§ Problem requirements:
Every line of the material below should be copied exactly.

§ Recorded data:
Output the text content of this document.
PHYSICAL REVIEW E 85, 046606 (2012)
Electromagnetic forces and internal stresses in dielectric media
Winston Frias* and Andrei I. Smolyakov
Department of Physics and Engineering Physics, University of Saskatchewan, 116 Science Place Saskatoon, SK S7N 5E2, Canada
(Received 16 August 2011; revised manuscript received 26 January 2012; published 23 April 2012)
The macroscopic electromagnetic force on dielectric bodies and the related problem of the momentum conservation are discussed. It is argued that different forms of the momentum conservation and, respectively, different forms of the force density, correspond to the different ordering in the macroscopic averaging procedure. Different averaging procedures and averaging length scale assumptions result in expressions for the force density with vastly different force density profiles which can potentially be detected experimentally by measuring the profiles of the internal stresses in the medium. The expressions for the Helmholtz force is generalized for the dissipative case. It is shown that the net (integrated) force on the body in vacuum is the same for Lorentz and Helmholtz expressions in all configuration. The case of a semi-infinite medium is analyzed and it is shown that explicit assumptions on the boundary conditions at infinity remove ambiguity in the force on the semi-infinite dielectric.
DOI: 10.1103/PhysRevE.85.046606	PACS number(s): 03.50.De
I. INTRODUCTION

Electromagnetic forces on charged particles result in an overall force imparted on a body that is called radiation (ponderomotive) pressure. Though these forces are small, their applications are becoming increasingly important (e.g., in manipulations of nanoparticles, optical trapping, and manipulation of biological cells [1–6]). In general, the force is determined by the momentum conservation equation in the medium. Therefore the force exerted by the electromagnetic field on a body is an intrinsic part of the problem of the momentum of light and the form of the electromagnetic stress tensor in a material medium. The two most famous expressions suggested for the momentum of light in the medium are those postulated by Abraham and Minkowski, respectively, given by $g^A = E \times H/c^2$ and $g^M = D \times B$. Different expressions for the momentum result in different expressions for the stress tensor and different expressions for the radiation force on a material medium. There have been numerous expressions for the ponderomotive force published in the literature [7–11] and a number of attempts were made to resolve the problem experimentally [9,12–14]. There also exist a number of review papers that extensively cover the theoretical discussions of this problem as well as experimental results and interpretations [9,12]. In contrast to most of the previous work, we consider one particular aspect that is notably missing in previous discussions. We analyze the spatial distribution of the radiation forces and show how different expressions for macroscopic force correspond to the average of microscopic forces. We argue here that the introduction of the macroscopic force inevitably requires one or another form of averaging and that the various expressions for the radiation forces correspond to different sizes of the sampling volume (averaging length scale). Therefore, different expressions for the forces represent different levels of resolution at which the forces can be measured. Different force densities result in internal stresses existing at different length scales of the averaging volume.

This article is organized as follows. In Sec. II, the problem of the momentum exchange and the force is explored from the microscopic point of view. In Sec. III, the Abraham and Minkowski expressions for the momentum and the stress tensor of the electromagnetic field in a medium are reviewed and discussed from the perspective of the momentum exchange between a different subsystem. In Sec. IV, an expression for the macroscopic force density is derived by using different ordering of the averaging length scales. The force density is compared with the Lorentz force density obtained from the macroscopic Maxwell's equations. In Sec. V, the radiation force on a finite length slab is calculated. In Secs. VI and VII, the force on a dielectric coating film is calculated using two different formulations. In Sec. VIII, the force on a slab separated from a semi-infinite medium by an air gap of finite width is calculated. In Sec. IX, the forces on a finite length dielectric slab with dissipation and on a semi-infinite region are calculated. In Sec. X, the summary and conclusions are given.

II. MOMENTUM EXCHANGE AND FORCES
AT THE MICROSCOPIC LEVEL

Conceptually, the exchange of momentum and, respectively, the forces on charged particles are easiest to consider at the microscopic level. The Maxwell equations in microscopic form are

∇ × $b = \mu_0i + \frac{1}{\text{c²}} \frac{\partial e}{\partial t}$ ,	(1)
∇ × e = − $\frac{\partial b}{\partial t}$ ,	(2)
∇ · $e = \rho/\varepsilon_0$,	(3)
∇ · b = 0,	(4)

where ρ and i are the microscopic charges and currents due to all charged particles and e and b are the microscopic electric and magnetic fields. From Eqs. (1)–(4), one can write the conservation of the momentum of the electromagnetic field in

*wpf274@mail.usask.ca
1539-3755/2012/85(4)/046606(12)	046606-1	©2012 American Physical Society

§ Task solution:
Output the text content of this document.
PHYSICAL REVIEW E 85, 046606 (2012)
Electromagnetic forces and internal stresses in dielectric media
Winston Frias* and Andrei I. Smolyakov
Department of Physics and Engineering Physics, University of Saskatchewan, 116 Science Place Saskatoon, SK S7N 5E2, Canada
(Received 16 August 2011; revised manuscript received 26 January 2012; published 23 April 2012)
The macroscopic electromagnetic force on dielectric bodies and the related problem of the momentum conservation are discussed. It is argued that different forms of the momentum conservation and, respectively, different forms of the force density, correspond to the different ordering in the macroscopic averaging procedure. Different averaging procedures and averaging length scale assumptions result in expressions for the force density with vastly different force density profiles which can potentially be detected experimentally by measuring the profiles of the internal stresses in the medium. The expressions for the Helmholtz force is generalized for the dissipative case. It is shown that the net (integrated) force on the body in vacuum is the same for Lorentz and Helmholtz expressions in all configuration. The case of a semi-infinite medium is analyzed and it is shown that explicit assumptions on the boundary conditions at infinity remove ambiguity in the force on the semi-infinite dielectric.
DOI: 10.1103/PhysRevE.85.046606	PACS number(s): 03.50.De
I. INTRODUCTION

Electromagnetic forces on charged particles result in an overall force imparted on a body that is called radiation (ponderomotive) pressure. Though these forces are small, their applications are becoming increasingly important (e.g., in manipulations of nanoparticles, optical trapping, and manipulation of biological cells [1–6]). In general, the force is determined by the momentum conservation equation in the medium. Therefore the force exerted by the electromagnetic field on a body is an intrinsic part of the problem of the momentum of light and the form of the electromagnetic stress tensor in a material medium. The two most famous expressions suggested for the momentum of light in the medium are those postulated by Abraham and Minkowski, respectively, given by $g^A = E \times H/c^2$ and $g^M = D \times B$. Different expressions for the momentum result in different expressions for the stress tensor and different expressions for the radiation force on a material medium. There have been numerous expressions for the ponderomotive force published in the literature [7–11] and a number of attempts were made to resolve the problem experimentally [9,12–14]. There also exist a number of review papers that extensively cover the theoretical discussions of this problem as well as experimental results and interpretations [9,12]. In contrast to most of the previous work, we consider one particular aspect that is notably missing in previous discussions. We analyze the spatial distribution of the radiation forces and show how different expressions for macroscopic force correspond to the average of microscopic forces. We argue here that the introduction of the macroscopic force inevitably requires one or another form of averaging and that the various expressions for the radiation forces correspond to different sizes of the sampling volume (averaging length scale). Therefore, different expressions for the forces represent different levels of resolution at which the forces can be measured. Different force densities result in internal stresses existing at different length scales of the averaging volume.

This article is organized as follows. In Sec. II, the problem of the momentum exchange and the force is explored from the microscopic point of view. In Sec. III, the Abraham and Minkowski expressions for the momentum and the stress tensor of the electromagnetic field in a medium are reviewed and discussed from the perspective of the momentum exchange between a different subsystem. In Sec. IV, an expression for the macroscopic force density is derived by using different ordering of the averaging length scales. The force density is compared with the Lorentz force density obtained from the macroscopic Maxwell's equations. In Sec. V, the radiation force on a finite length slab is calculated. In Secs. VI and VII, the force on a dielectric coating film is calculated using two different formulations. In Sec. VIII, the force on a slab separated from a semi-infinite medium by an air gap of finite width is calculated. In Sec. IX, the forces on a finite length dielectric slab with dissipation and on a semi-infinite region are calculated. In Sec. X, the summary and conclusions are given.

II. MOMENTUM EXCHANGE AND FORCES
AT THE MICROSCOPIC LEVEL

Conceptually, the exchange of momentum and, respectively, the forces on charged particles are easiest to consider at the microscopic level. The Maxwell equations in microscopic form are

∇ × $b = \mu_0i + \frac{1}{\text{c²}} \frac{\partial e}{\partial t}$ ,	(1)
∇ × e = − $\frac{\partial b}{\partial t}$ ,	(2)
∇ · $e = \rho/\varepsilon_0$,	(3)
∇ · b = 0,	(4)

where ρ and i are the microscopic charges and currents due to all charged particles and e and b are the microscopic electric and magnetic fields. From Eqs. (1)–(4), one can write the conservation of the momentum of the electromagnetic field in

*wpf274@mail.usask.ca
1539-3755/2012/85(4)/046606(12)	046606-1	©2012 American Physical Society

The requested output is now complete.